> _WHAT IS ASKED_: Every entry needs to be printed exactly, please.

> _DATA FOR THIS EXERCISE_:
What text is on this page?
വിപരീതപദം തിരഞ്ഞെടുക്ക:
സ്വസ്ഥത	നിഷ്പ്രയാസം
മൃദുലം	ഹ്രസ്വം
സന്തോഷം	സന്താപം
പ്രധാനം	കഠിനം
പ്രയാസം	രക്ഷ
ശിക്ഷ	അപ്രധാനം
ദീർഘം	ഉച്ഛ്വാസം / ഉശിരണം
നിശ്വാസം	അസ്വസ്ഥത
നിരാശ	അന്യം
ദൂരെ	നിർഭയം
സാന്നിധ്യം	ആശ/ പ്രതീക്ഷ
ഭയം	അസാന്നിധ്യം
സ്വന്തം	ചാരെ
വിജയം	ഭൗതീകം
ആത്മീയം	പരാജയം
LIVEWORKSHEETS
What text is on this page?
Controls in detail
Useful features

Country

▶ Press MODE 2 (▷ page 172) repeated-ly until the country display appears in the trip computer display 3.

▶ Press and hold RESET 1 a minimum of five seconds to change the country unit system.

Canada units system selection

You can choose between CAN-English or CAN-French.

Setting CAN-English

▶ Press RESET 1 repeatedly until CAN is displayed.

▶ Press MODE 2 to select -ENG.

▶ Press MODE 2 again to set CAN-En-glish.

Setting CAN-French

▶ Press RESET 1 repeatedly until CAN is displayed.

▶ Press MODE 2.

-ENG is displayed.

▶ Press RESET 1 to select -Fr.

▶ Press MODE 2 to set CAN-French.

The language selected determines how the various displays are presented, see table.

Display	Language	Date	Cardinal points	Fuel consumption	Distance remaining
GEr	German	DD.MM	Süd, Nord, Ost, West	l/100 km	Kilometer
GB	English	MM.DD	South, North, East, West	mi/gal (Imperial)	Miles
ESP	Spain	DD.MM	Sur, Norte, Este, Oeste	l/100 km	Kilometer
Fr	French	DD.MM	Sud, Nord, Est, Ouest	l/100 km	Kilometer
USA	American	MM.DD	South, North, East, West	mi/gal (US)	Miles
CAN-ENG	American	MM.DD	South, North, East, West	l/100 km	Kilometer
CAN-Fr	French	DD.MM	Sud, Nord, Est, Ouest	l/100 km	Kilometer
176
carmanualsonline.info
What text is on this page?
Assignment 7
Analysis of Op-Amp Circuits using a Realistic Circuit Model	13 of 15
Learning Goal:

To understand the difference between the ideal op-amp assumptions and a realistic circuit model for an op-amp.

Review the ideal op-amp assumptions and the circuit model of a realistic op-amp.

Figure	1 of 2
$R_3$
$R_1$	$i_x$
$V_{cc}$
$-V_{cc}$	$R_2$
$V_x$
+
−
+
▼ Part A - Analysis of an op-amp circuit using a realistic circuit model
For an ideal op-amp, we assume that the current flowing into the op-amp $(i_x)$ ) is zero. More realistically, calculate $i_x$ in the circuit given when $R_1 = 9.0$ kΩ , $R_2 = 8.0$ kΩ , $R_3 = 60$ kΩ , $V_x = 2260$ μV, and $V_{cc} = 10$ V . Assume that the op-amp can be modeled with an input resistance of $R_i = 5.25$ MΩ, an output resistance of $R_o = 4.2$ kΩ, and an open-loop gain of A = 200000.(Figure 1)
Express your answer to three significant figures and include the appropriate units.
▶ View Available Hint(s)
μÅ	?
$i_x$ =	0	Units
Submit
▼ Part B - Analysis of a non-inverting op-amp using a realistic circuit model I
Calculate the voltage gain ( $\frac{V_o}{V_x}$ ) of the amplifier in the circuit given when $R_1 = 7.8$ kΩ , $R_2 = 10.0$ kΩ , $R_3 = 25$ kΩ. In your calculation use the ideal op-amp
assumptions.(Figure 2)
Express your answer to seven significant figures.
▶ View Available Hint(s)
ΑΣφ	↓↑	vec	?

> _SOLUTION_:
What text is on this page?
വിപരീതപദം തിരഞ്ഞെടുക്ക:
സ്വസ്ഥത	നിഷ്പ്രയാസം
മൃദുലം	ഹ്രസ്വം
സന്തോഷം	സന്താപം
പ്രധാനം	കഠിനം
പ്രയാസം	രക്ഷ
ശിക്ഷ	അപ്രധാനം
ദീർഘം	ഉച്ഛ്വാസം / ഉശിരണം
നിശ്വാസം	അസ്വസ്ഥത
നിരാശ	അന്യം
ദൂരെ	നിർഭയം
സാന്നിധ്യം	ആശ/ പ്രതീക്ഷ
ഭയം	അസാന്നിധ്യം
സ്വന്തം	ചാരെ
വിജയം	ഭൗതീകം
ആത്മീയം	പരാജയം
LIVEWORKSHEETS
What text is on this page?
Controls in detail
Useful features

Country

▶ Press MODE 2 (▷ page 172) repeated-ly until the country display appears in the trip computer display 3.

▶ Press and hold RESET 1 a minimum of five seconds to change the country unit system.

Canada units system selection

You can choose between CAN-English or CAN-French.

Setting CAN-English

▶ Press RESET 1 repeatedly until CAN is displayed.

▶ Press MODE 2 to select -ENG.

▶ Press MODE 2 again to set CAN-En-glish.

Setting CAN-French

▶ Press RESET 1 repeatedly until CAN is displayed.

▶ Press MODE 2.

-ENG is displayed.

▶ Press RESET 1 to select -Fr.

▶ Press MODE 2 to set CAN-French.

The language selected determines how the various displays are presented, see table.

Display	Language	Date	Cardinal points	Fuel consumption	Distance remaining
GEr	German	DD.MM	Süd, Nord, Ost, West	l/100 km	Kilometer
GB	English	MM.DD	South, North, East, West	mi/gal (Imperial)	Miles
ESP	Spain	DD.MM	Sur, Norte, Este, Oeste	l/100 km	Kilometer
Fr	French	DD.MM	Sud, Nord, Est, Ouest	l/100 km	Kilometer
USA	American	MM.DD	South, North, East, West	mi/gal (US)	Miles
CAN-ENG	American	MM.DD	South, North, East, West	l/100 km	Kilometer
CAN-Fr	French	DD.MM	Sud, Nord, Est, Ouest	l/100 km	Kilometer
176
carmanualsonline.info
What text is on this page?
Assignment 7
Analysis of Op-Amp Circuits using a Realistic Circuit Model	13 of 15
Learning Goal:

To understand the difference between the ideal op-amp assumptions and a realistic circuit model for an op-amp.

Review the ideal op-amp assumptions and the circuit model of a realistic op-amp.

Figure	1 of 2
$R_3$
$R_1$	$i_x$
$V_{cc}$
$-V_{cc}$	$R_2$
$V_x$
+
−
+
▼ Part A - Analysis of an op-amp circuit using a realistic circuit model
For an ideal op-amp, we assume that the current flowing into the op-amp $(i_x)$ ) is zero. More realistically, calculate $i_x$ in the circuit given when $R_1 = 9.0$ kΩ , $R_2 = 8.0$ kΩ , $R_3 = 60$ kΩ , $V_x = 2260$ μV, and $V_{cc} = 10$ V . Assume that the op-amp can be modeled with an input resistance of $R_i = 5.25$ MΩ, an output resistance of $R_o = 4.2$ kΩ, and an open-loop gain of A = 200000.(Figure 1)
Express your answer to three significant figures and include the appropriate units.
▶ View Available Hint(s)
μÅ	?
$i_x$ =	0	Units
Submit
▼ Part B - Analysis of a non-inverting op-amp using a realistic circuit model I
Calculate the voltage gain ( $\frac{V_o}{V_x}$ ) of the amplifier in the circuit given when $R_1 = 7.8$ kΩ , $R_2 = 10.0$ kΩ , $R_3 = 25$ kΩ. In your calculation use the ideal op-amp
assumptions.(Figure 2)
Express your answer to seven significant figures.
▶ View Available Hint(s)
ΑΣφ	↓↑	vec	?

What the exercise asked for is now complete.